INFORMATION PROVIDED ::

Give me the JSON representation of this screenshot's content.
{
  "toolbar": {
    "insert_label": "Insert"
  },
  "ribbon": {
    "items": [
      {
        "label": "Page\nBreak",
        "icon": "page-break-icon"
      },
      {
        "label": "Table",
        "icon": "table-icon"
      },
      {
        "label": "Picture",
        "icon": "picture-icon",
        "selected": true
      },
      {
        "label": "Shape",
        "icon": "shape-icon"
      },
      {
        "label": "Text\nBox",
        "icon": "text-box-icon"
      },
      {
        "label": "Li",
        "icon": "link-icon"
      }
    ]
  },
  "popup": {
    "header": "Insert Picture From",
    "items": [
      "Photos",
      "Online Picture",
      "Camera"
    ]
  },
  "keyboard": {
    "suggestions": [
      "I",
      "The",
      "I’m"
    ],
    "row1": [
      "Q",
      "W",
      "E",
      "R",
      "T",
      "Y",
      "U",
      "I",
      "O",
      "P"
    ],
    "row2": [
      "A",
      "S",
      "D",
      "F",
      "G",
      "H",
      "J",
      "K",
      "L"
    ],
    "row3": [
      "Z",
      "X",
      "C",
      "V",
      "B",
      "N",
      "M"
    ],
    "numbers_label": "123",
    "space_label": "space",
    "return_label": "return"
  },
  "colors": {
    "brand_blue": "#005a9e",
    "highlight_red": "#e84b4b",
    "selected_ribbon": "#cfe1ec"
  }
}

WRITTEN TASK ::
Repeat the listing in full, keeping every line exactly as it is.

THE REPLY ::
Give me the JSON representation of this screenshot's content.
{
  "toolbar": {
    "insert_label": "Insert"
  },
  "ribbon": {
    "items": [
      {
        "label": "Page\nBreak",
        "icon": "page-break-icon"
      },
      {
        "label": "Table",
        "icon": "table-icon"
      },
      {
        "label": "Picture",
        "icon": "picture-icon",
        "selected": true
      },
      {
        "label": "Shape",
        "icon": "shape-icon"
      },
      {
        "label": "Text\nBox",
        "icon": "text-box-icon"
      },
      {
        "label": "Li",
        "icon": "link-icon"
      }
    ]
  },
  "popup": {
    "header": "Insert Picture From",
    "items": [
      "Photos",
      "Online Picture",
      "Camera"
    ]
  },
  "keyboard": {
    "suggestions": [
      "I",
      "The",
      "I’m"
    ],
    "row1": [
      "Q",
      "W",
      "E",
      "R",
      "T",
      "Y",
      "U",
      "I",
      "O",
      "P"
    ],
    "row2": [
      "A",
      "S",
      "D",
      "F",
      "G",
      "H",
      "J",
      "K",
      "L"
    ],
    "row3": [
      "Z",
      "X",
      "C",
      "V",
      "B",
      "N",
      "M"
    ],
    "numbers_label": "123",
    "space_label": "space",
    "return_label": "return"
  },
  "colors": {
    "brand_blue": "#005a9e",
    "highlight_red": "#e84b4b",
    "selected_ribbon": "#cfe1ec"
  }
}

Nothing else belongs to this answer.